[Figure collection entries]
## Start

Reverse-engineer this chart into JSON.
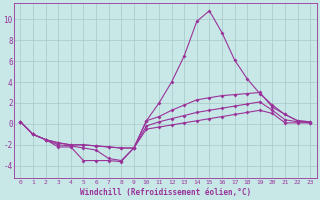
{
  "background_color": "#c8e8e8",
  "grid_color": "#a8c8c8",
  "line_color": "#993399",
  "xlabel": "Windchill (Refroidissement éolien,°C)",
  "xlim": [
    -0.5,
    23.5
  ],
  "ylim": [
    -5.2,
    11.5
  ],
  "yticks": [
    -4,
    -2,
    0,
    2,
    4,
    6,
    8,
    10
  ],
  "xticks": [
    0,
    1,
    2,
    3,
    4,
    5,
    6,
    7,
    8,
    9,
    10,
    11,
    12,
    13,
    14,
    15,
    16,
    17,
    18,
    19,
    20,
    21,
    22,
    23
  ],
  "series": [
    [
      0.2,
      -1.0,
      -1.5,
      -2.2,
      -2.2,
      -3.5,
      -3.5,
      -3.5,
      -3.6,
      -2.3,
      0.3,
      0.7,
      1.3,
      1.8,
      2.3,
      2.5,
      2.7,
      2.8,
      2.9,
      3.0,
      1.6,
      0.9,
      0.3,
      0.2
    ],
    [
      0.2,
      -1.0,
      -1.5,
      -2.0,
      -2.1,
      -2.3,
      -2.5,
      -3.3,
      -3.5,
      -2.3,
      0.3,
      2.0,
      4.0,
      6.5,
      9.8,
      10.8,
      8.7,
      6.1,
      4.3,
      2.9,
      1.8,
      0.9,
      0.3,
      0.2
    ],
    [
      0.2,
      -1.0,
      -1.5,
      -1.8,
      -2.0,
      -2.0,
      -2.1,
      -2.2,
      -2.3,
      -2.3,
      -0.2,
      0.2,
      0.5,
      0.8,
      1.1,
      1.3,
      1.5,
      1.7,
      1.9,
      2.1,
      1.3,
      0.4,
      0.2,
      0.1
    ],
    [
      0.2,
      -1.0,
      -1.5,
      -1.8,
      -2.0,
      -2.0,
      -2.1,
      -2.2,
      -2.3,
      -2.3,
      -0.5,
      -0.3,
      -0.1,
      0.1,
      0.3,
      0.5,
      0.7,
      0.9,
      1.1,
      1.3,
      1.0,
      0.1,
      0.1,
      0.1
    ]
  ],
  "figsize": [
    3.2,
    2.0
  ],
  "dpi": 100
}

## End

Retype every record above exactly as written, but leave out the pictures.

» **Result of this task**
Reverse-engineer this chart into JSON.
{
  "background_color": "#c8e8e8",
  "grid_color": "#a8c8c8",
  "line_color": "#993399",
  "xlabel": "Windchill (Refroidissement éolien,°C)",
  "xlim": [
    -0.5,
    23.5
  ],
  "ylim": [
    -5.2,
    11.5
  ],
  "yticks": [
    -4,
    -2,
    0,
    2,
    4,
    6,
    8,
    10
  ],
  "xticks": [
    0,
    1,
    2,
    3,
    4,
    5,
    6,
    7,
    8,
    9,
    10,
    11,
    12,
    13,
    14,
    15,
    16,
    17,
    18,
    19,
    20,
    21,
    22,
    23
  ],
  "series": [
    [
      0.2,
      -1.0,
      -1.5,
      -2.2,
      -2.2,
      -3.5,
      -3.5,
      -3.5,
      -3.6,
      -2.3,
      0.3,
      0.7,
      1.3,
      1.8,
      2.3,
      2.5,
      2.7,
      2.8,
      2.9,
      3.0,
      1.6,
      0.9,
      0.3,
      0.2
    ],
    [
      0.2,
      -1.0,
      -1.5,
      -2.0,
      -2.1,
      -2.3,
      -2.5,
      -3.3,
      -3.5,
      -2.3,
      0.3,
      2.0,
      4.0,
      6.5,
      9.8,
      10.8,
      8.7,
      6.1,
      4.3,
      2.9,
      1.8,
      0.9,
      0.3,
      0.2
    ],
    [
      0.2,
      -1.0,
      -1.5,
      -1.8,
      -2.0,
      -2.0,
      -2.1,
      -2.2,
      -2.3,
      -2.3,
      -0.2,
      0.2,
      0.5,
      0.8,
      1.1,
      1.3,
      1.5,
      1.7,
      1.9,
      2.1,
      1.3,
      0.4,
      0.2,
      0.1
    ],
    [
      0.2,
      -1.0,
      -1.5,
      -1.8,
      -2.0,
      -2.0,
      -2.1,
      -2.2,
      -2.3,
      -2.3,
      -0.5,
      -0.3,
      -0.1,
      0.1,
      0.3,
      0.5,
      0.7,
      0.9,
      1.1,
      1.3,
      1.0,
      0.1,
      0.1,
      0.1
    ]
  ],
  "figsize": [
    3.2,
    2.0
  ],
  "dpi": 100
}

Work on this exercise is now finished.